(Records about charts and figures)
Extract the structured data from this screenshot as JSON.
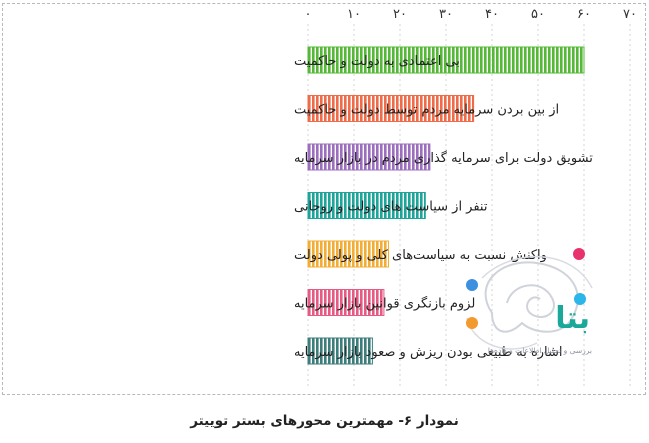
{
  "chart_data": {
    "type": "bar",
    "orientation": "horizontal",
    "x_axis_position": "top",
    "x_direction": "left-to-right",
    "xlim": [
      0,
      70
    ],
    "xticks": [
      0,
      10,
      20,
      30,
      40,
      50,
      60,
      70
    ],
    "xtick_labels": [
      "۰",
      "۱۰",
      "۲۰",
      "۳۰",
      "۴۰",
      "۵۰",
      "۶۰",
      "۷۰"
    ],
    "grid": "vertical dotted",
    "legend": "none",
    "categories": [
      "بی اعتمادی به دولت و حاکمیت",
      "از بین بردن سرمایه مردم توسط دولت و حاکمیت",
      "تشویق دولت برای سرمایه گذاری مردم در بازار سرمایه",
      "تنفر از سیاست های دولت و روحانی",
      "واکنش نسبت به سیاست‌های کلی و پولی دولت",
      "لزوم بازنگری قوانین بازار سرمایه",
      "اشاره به طبیعی بودن ریزش و صعود بازار سرمایه"
    ],
    "values": [
      60,
      36,
      26.5,
      25.5,
      17.5,
      16.5,
      14
    ],
    "colors": [
      "#55b937",
      "#ef6c4a",
      "#9b6fbe",
      "#1ea59a",
      "#f2ad34",
      "#e55b83",
      "#3d7d7a"
    ],
    "title": "نمودار ۶- مهمترین محورهای بستر توییتر"
  },
  "watermark": {
    "brand": "بتا",
    "tagline": "بررسی و تحلیل اطلاعات و داده‌ها"
  }
}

**EXERCISE DESCRIPTION**. Where a line in the entries holds the word "سرمایه", copy that line.

**FULL ANSWER**.
      "از بین بردن سرمایه مردم توسط دولت و حاکمیت",
      "تشویق دولت برای سرمایه گذاری مردم در بازار سرمایه",
      "لزوم بازنگری قوانین بازار سرمایه",
      "اشاره به طبیعی بودن ریزش و صعود بازار سرمایه"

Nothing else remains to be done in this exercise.